::: Data for processing :::

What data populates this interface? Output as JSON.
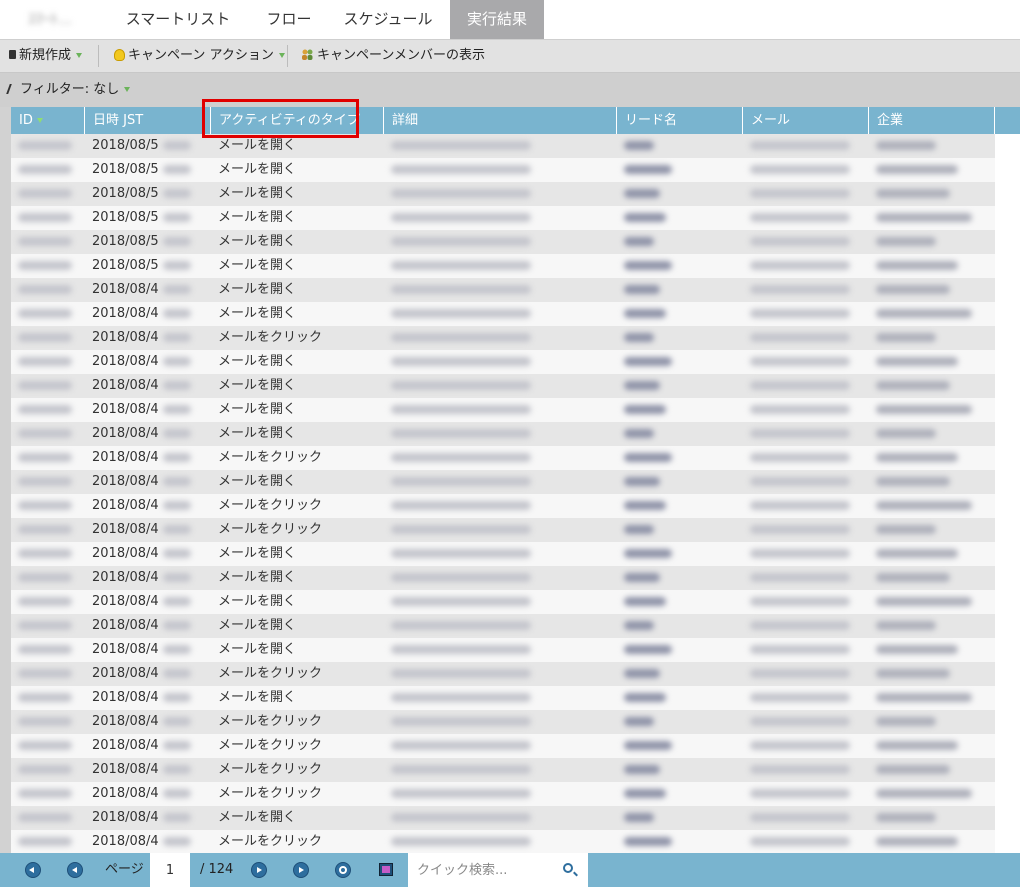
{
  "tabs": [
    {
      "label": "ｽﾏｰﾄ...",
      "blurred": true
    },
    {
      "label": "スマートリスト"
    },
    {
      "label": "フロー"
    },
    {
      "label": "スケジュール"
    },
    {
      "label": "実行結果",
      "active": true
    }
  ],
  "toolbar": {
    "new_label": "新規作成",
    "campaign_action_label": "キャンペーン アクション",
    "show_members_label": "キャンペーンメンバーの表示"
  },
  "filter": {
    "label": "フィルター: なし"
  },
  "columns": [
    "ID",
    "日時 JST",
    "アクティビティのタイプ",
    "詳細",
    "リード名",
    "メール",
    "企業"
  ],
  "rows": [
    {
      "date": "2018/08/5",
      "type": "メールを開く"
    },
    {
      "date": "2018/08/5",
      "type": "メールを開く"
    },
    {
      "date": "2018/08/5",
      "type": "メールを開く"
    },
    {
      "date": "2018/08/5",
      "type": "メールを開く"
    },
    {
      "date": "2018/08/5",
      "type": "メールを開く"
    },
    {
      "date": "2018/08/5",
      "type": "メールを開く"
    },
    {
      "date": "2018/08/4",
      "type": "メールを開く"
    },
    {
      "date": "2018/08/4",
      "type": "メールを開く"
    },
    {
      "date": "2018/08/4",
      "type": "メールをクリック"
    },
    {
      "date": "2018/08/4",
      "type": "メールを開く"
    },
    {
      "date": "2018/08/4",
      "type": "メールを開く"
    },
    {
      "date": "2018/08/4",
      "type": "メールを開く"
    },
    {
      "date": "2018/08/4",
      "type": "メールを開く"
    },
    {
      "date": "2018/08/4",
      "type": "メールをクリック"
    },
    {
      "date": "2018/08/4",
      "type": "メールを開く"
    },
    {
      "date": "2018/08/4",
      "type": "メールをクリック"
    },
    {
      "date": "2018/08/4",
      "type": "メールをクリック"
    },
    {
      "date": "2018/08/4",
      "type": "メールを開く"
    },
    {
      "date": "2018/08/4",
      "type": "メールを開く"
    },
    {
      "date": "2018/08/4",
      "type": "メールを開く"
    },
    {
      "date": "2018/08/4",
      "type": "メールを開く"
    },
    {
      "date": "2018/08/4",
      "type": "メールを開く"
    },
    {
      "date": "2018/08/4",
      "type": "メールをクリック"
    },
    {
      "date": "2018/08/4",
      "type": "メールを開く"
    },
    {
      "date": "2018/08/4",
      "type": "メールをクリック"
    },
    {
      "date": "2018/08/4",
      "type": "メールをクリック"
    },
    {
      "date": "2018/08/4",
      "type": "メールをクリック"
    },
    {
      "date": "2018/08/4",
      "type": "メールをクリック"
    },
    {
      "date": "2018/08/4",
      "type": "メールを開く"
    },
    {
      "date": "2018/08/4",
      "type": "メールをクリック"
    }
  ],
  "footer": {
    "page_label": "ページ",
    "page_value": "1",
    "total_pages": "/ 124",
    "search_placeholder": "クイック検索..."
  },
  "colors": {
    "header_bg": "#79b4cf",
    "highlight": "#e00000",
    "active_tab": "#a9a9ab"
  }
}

:::

== Problem details ==
The listing above needs to be output again exactly. Don't include the pictures.

== Problem solution ==
What data populates this interface? Output as JSON.
{
  "tabs": [
    {
      "label": "ｽﾏｰﾄ...",
      "blurred": true
    },
    {
      "label": "スマートリスト"
    },
    {
      "label": "フロー"
    },
    {
      "label": "スケジュール"
    },
    {
      "label": "実行結果",
      "active": true
    }
  ],
  "toolbar": {
    "new_label": "新規作成",
    "campaign_action_label": "キャンペーン アクション",
    "show_members_label": "キャンペーンメンバーの表示"
  },
  "filter": {
    "label": "フィルター: なし"
  },
  "columns": [
    "ID",
    "日時 JST",
    "アクティビティのタイプ",
    "詳細",
    "リード名",
    "メール",
    "企業"
  ],
  "rows": [
    {
      "date": "2018/08/5",
      "type": "メールを開く"
    },
    {
      "date": "2018/08/5",
      "type": "メールを開く"
    },
    {
      "date": "2018/08/5",
      "type": "メールを開く"
    },
    {
      "date": "2018/08/5",
      "type": "メールを開く"
    },
    {
      "date": "2018/08/5",
      "type": "メールを開く"
    },
    {
      "date": "2018/08/5",
      "type": "メールを開く"
    },
    {
      "date": "2018/08/4",
      "type": "メールを開く"
    },
    {
      "date": "2018/08/4",
      "type": "メールを開く"
    },
    {
      "date": "2018/08/4",
      "type": "メールをクリック"
    },
    {
      "date": "2018/08/4",
      "type": "メールを開く"
    },
    {
      "date": "2018/08/4",
      "type": "メールを開く"
    },
    {
      "date": "2018/08/4",
      "type": "メールを開く"
    },
    {
      "date": "2018/08/4",
      "type": "メールを開く"
    },
    {
      "date": "2018/08/4",
      "type": "メールをクリック"
    },
    {
      "date": "2018/08/4",
      "type": "メールを開く"
    },
    {
      "date": "2018/08/4",
      "type": "メールをクリック"
    },
    {
      "date": "2018/08/4",
      "type": "メールをクリック"
    },
    {
      "date": "2018/08/4",
      "type": "メールを開く"
    },
    {
      "date": "2018/08/4",
      "type": "メールを開く"
    },
    {
      "date": "2018/08/4",
      "type": "メールを開く"
    },
    {
      "date": "2018/08/4",
      "type": "メールを開く"
    },
    {
      "date": "2018/08/4",
      "type": "メールを開く"
    },
    {
      "date": "2018/08/4",
      "type": "メールをクリック"
    },
    {
      "date": "2018/08/4",
      "type": "メールを開く"
    },
    {
      "date": "2018/08/4",
      "type": "メールをクリック"
    },
    {
      "date": "2018/08/4",
      "type": "メールをクリック"
    },
    {
      "date": "2018/08/4",
      "type": "メールをクリック"
    },
    {
      "date": "2018/08/4",
      "type": "メールをクリック"
    },
    {
      "date": "2018/08/4",
      "type": "メールを開く"
    },
    {
      "date": "2018/08/4",
      "type": "メールをクリック"
    }
  ],
  "footer": {
    "page_label": "ページ",
    "page_value": "1",
    "total_pages": "/ 124",
    "search_placeholder": "クイック検索..."
  },
  "colors": {
    "header_bg": "#79b4cf",
    "highlight": "#e00000",
    "active_tab": "#a9a9ab"
  }
}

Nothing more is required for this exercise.